**Objective**
Exact reproduction is required for all entries.

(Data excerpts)
(begin)
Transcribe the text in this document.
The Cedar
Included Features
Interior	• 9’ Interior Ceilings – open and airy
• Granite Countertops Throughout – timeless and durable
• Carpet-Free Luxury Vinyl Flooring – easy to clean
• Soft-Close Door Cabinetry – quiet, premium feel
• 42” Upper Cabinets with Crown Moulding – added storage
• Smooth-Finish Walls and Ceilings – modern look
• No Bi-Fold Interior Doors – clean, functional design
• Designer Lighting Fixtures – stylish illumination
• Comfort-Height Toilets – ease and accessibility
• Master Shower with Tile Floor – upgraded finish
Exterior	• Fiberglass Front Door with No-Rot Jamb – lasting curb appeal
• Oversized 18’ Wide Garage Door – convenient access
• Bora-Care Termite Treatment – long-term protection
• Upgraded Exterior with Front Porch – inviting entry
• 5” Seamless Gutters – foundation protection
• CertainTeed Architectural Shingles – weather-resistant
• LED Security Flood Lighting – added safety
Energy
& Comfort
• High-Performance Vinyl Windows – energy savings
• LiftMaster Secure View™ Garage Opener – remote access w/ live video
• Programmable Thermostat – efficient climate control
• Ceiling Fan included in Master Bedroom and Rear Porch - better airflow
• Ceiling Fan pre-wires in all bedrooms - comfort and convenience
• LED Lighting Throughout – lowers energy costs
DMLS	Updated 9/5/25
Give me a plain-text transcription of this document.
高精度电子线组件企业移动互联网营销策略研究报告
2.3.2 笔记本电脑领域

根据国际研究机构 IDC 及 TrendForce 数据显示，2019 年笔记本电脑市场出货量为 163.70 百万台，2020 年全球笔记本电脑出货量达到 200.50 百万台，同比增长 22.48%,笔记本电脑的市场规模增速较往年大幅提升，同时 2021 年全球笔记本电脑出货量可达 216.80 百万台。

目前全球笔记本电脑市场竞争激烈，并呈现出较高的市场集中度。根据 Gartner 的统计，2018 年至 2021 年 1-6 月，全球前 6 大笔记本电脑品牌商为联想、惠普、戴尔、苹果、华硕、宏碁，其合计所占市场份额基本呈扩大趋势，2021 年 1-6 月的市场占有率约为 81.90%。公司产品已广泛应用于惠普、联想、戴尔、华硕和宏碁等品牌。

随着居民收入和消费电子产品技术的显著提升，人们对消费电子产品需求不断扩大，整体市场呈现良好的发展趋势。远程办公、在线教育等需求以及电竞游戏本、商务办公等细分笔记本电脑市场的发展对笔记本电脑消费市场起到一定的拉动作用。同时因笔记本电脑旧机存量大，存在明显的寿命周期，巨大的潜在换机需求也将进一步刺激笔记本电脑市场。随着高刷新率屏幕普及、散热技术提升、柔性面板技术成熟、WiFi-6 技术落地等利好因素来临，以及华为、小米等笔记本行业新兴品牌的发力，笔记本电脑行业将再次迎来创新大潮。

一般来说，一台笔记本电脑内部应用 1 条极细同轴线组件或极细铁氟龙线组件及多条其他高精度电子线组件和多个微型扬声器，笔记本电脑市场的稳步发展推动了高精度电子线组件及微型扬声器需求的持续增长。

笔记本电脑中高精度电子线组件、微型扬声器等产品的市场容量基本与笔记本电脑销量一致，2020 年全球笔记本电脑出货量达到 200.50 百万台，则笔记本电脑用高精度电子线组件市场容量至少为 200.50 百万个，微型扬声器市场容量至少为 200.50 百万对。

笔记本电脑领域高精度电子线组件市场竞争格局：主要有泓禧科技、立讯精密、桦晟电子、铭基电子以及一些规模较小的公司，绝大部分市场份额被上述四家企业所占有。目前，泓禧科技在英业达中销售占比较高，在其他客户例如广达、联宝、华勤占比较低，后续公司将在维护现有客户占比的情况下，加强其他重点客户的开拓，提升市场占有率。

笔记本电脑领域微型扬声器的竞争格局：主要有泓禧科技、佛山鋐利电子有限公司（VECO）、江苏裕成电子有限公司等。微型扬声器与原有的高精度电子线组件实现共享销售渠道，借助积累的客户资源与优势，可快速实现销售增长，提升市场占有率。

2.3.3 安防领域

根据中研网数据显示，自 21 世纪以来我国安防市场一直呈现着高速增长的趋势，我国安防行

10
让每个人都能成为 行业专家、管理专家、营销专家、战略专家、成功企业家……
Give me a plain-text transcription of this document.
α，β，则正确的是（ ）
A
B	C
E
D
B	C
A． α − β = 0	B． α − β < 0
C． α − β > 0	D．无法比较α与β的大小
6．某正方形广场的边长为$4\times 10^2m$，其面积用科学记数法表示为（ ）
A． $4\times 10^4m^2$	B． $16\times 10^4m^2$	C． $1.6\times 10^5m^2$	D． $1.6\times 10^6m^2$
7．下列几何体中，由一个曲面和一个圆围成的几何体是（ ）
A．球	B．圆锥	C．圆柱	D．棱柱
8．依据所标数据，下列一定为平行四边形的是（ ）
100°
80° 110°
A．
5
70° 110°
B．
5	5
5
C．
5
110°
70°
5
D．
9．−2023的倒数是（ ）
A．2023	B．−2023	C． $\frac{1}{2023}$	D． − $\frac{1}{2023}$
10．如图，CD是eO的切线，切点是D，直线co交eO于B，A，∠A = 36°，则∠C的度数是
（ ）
(end)
**Final result**
Transcribe the text in this document.
The Cedar
Included Features
Interior	• 9’ Interior Ceilings – open and airy
• Granite Countertops Throughout – timeless and durable
• Carpet-Free Luxury Vinyl Flooring – easy to clean
• Soft-Close Door Cabinetry – quiet, premium feel
• 42” Upper Cabinets with Crown Moulding – added storage
• Smooth-Finish Walls and Ceilings – modern look
• No Bi-Fold Interior Doors – clean, functional design
• Designer Lighting Fixtures – stylish illumination
• Comfort-Height Toilets – ease and accessibility
• Master Shower with Tile Floor – upgraded finish
Exterior	• Fiberglass Front Door with No-Rot Jamb – lasting curb appeal
• Oversized 18’ Wide Garage Door – convenient access
• Bora-Care Termite Treatment – long-term protection
• Upgraded Exterior with Front Porch – inviting entry
• 5” Seamless Gutters – foundation protection
• CertainTeed Architectural Shingles – weather-resistant
• LED Security Flood Lighting – added safety
Energy
& Comfort
• High-Performance Vinyl Windows – energy savings
• LiftMaster Secure View™ Garage Opener – remote access w/ live video
• Programmable Thermostat – efficient climate control
• Ceiling Fan included in Master Bedroom and Rear Porch - better airflow
• Ceiling Fan pre-wires in all bedrooms - comfort and convenience
• LED Lighting Throughout – lowers energy costs
DMLS	Updated 9/5/25
Give me a plain-text transcription of this document.
高精度电子线组件企业移动互联网营销策略研究报告
2.3.2 笔记本电脑领域

根据国际研究机构 IDC 及 TrendForce 数据显示，2019 年笔记本电脑市场出货量为 163.70 百万台，2020 年全球笔记本电脑出货量达到 200.50 百万台，同比增长 22.48%,笔记本电脑的市场规模增速较往年大幅提升，同时 2021 年全球笔记本电脑出货量可达 216.80 百万台。

目前全球笔记本电脑市场竞争激烈，并呈现出较高的市场集中度。根据 Gartner 的统计，2018 年至 2021 年 1-6 月，全球前 6 大笔记本电脑品牌商为联想、惠普、戴尔、苹果、华硕、宏碁，其合计所占市场份额基本呈扩大趋势，2021 年 1-6 月的市场占有率约为 81.90%。公司产品已广泛应用于惠普、联想、戴尔、华硕和宏碁等品牌。

随着居民收入和消费电子产品技术的显著提升，人们对消费电子产品需求不断扩大，整体市场呈现良好的发展趋势。远程办公、在线教育等需求以及电竞游戏本、商务办公等细分笔记本电脑市场的发展对笔记本电脑消费市场起到一定的拉动作用。同时因笔记本电脑旧机存量大，存在明显的寿命周期，巨大的潜在换机需求也将进一步刺激笔记本电脑市场。随着高刷新率屏幕普及、散热技术提升、柔性面板技术成熟、WiFi-6 技术落地等利好因素来临，以及华为、小米等笔记本行业新兴品牌的发力，笔记本电脑行业将再次迎来创新大潮。

一般来说，一台笔记本电脑内部应用 1 条极细同轴线组件或极细铁氟龙线组件及多条其他高精度电子线组件和多个微型扬声器，笔记本电脑市场的稳步发展推动了高精度电子线组件及微型扬声器需求的持续增长。

笔记本电脑中高精度电子线组件、微型扬声器等产品的市场容量基本与笔记本电脑销量一致，2020 年全球笔记本电脑出货量达到 200.50 百万台，则笔记本电脑用高精度电子线组件市场容量至少为 200.50 百万个，微型扬声器市场容量至少为 200.50 百万对。

笔记本电脑领域高精度电子线组件市场竞争格局：主要有泓禧科技、立讯精密、桦晟电子、铭基电子以及一些规模较小的公司，绝大部分市场份额被上述四家企业所占有。目前，泓禧科技在英业达中销售占比较高，在其他客户例如广达、联宝、华勤占比较低，后续公司将在维护现有客户占比的情况下，加强其他重点客户的开拓，提升市场占有率。

笔记本电脑领域微型扬声器的竞争格局：主要有泓禧科技、佛山鋐利电子有限公司（VECO）、江苏裕成电子有限公司等。微型扬声器与原有的高精度电子线组件实现共享销售渠道，借助积累的客户资源与优势，可快速实现销售增长，提升市场占有率。

2.3.3 安防领域

根据中研网数据显示，自 21 世纪以来我国安防市场一直呈现着高速增长的趋势，我国安防行

10
让每个人都能成为 行业专家、管理专家、营销专家、战略专家、成功企业家……
Give me a plain-text transcription of this document.
α，β，则正确的是（ ）
A
B	C
E
D
B	C
A． α − β = 0	B． α − β < 0
C． α − β > 0	D．无法比较α与β的大小
6．某正方形广场的边长为$4\times 10^2m$，其面积用科学记数法表示为（ ）
A． $4\times 10^4m^2$	B． $16\times 10^4m^2$	C． $1.6\times 10^5m^2$	D． $1.6\times 10^6m^2$
7．下列几何体中，由一个曲面和一个圆围成的几何体是（ ）
A．球	B．圆锥	C．圆柱	D．棱柱
8．依据所标数据，下列一定为平行四边形的是（ ）
100°
80° 110°
A．
5
70° 110°
B．
5	5
5
C．
5
110°
70°
5
D．
9．−2023的倒数是（ ）
A．2023	B．−2023	C． $\frac{1}{2023}$	D． − $\frac{1}{2023}$
10．如图，CD是eO的切线，切点是D，直线co交eO于B，A，∠A = 36°，则∠C的度数是
（ ）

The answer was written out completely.